EXERCISE BRIEF
Take the data below and repeat it exactly.

.....

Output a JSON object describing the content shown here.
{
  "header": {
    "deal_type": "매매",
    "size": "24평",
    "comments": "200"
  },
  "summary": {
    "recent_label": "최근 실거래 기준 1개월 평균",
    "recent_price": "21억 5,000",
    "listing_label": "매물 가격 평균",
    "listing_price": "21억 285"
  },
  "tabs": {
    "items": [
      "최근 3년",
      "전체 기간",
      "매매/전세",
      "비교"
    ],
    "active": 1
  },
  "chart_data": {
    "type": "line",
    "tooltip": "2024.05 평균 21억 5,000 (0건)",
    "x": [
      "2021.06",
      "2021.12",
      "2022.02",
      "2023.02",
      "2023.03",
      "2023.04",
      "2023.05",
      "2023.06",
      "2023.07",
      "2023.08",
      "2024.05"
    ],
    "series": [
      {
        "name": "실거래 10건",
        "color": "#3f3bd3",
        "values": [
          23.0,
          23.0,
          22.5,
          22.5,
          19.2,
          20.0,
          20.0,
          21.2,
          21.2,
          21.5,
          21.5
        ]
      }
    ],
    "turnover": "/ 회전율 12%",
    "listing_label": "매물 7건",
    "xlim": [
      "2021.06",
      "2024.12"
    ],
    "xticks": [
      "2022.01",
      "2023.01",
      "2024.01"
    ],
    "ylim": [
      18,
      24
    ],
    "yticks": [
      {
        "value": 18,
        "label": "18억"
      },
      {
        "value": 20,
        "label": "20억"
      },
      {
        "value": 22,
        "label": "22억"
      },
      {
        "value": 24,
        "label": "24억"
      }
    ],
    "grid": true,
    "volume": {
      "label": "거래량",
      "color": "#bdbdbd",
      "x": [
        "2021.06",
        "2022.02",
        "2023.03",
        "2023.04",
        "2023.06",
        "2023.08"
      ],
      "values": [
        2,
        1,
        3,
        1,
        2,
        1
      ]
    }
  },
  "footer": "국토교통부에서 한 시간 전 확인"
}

.....

RESPONSE TO THIS TASK
Output a JSON object describing the content shown here.
{
  "header": {
    "deal_type": "매매",
    "size": "24평",
    "comments": "200"
  },
  "summary": {
    "recent_label": "최근 실거래 기준 1개월 평균",
    "recent_price": "21억 5,000",
    "listing_label": "매물 가격 평균",
    "listing_price": "21억 285"
  },
  "tabs": {
    "items": [
      "최근 3년",
      "전체 기간",
      "매매/전세",
      "비교"
    ],
    "active": 1
  },
  "chart_data": {
    "type": "line",
    "tooltip": "2024.05 평균 21억 5,000 (0건)",
    "x": [
      "2021.06",
      "2021.12",
      "2022.02",
      "2023.02",
      "2023.03",
      "2023.04",
      "2023.05",
      "2023.06",
      "2023.07",
      "2023.08",
      "2024.05"
    ],
    "series": [
      {
        "name": "실거래 10건",
        "color": "#3f3bd3",
        "values": [
          23.0,
          23.0,
          22.5,
          22.5,
          19.2,
          20.0,
          20.0,
          21.2,
          21.2,
          21.5,
          21.5
        ]
      }
    ],
    "turnover": "/ 회전율 12%",
    "listing_label": "매물 7건",
    "xlim": [
      "2021.06",
      "2024.12"
    ],
    "xticks": [
      "2022.01",
      "2023.01",
      "2024.01"
    ],
    "ylim": [
      18,
      24
    ],
    "yticks": [
      {
        "value": 18,
        "label": "18억"
      },
      {
        "value": 20,
        "label": "20억"
      },
      {
        "value": 22,
        "label": "22억"
      },
      {
        "value": 24,
        "label": "24억"
      }
    ],
    "grid": true,
    "volume": {
      "label": "거래량",
      "color": "#bdbdbd",
      "x": [
        "2021.06",
        "2022.02",
        "2023.03",
        "2023.04",
        "2023.06",
        "2023.08"
      ],
      "values": [
        2,
        1,
        3,
        1,
        2,
        1
      ]
    }
  },
  "footer": "국토교통부에서 한 시간 전 확인"
}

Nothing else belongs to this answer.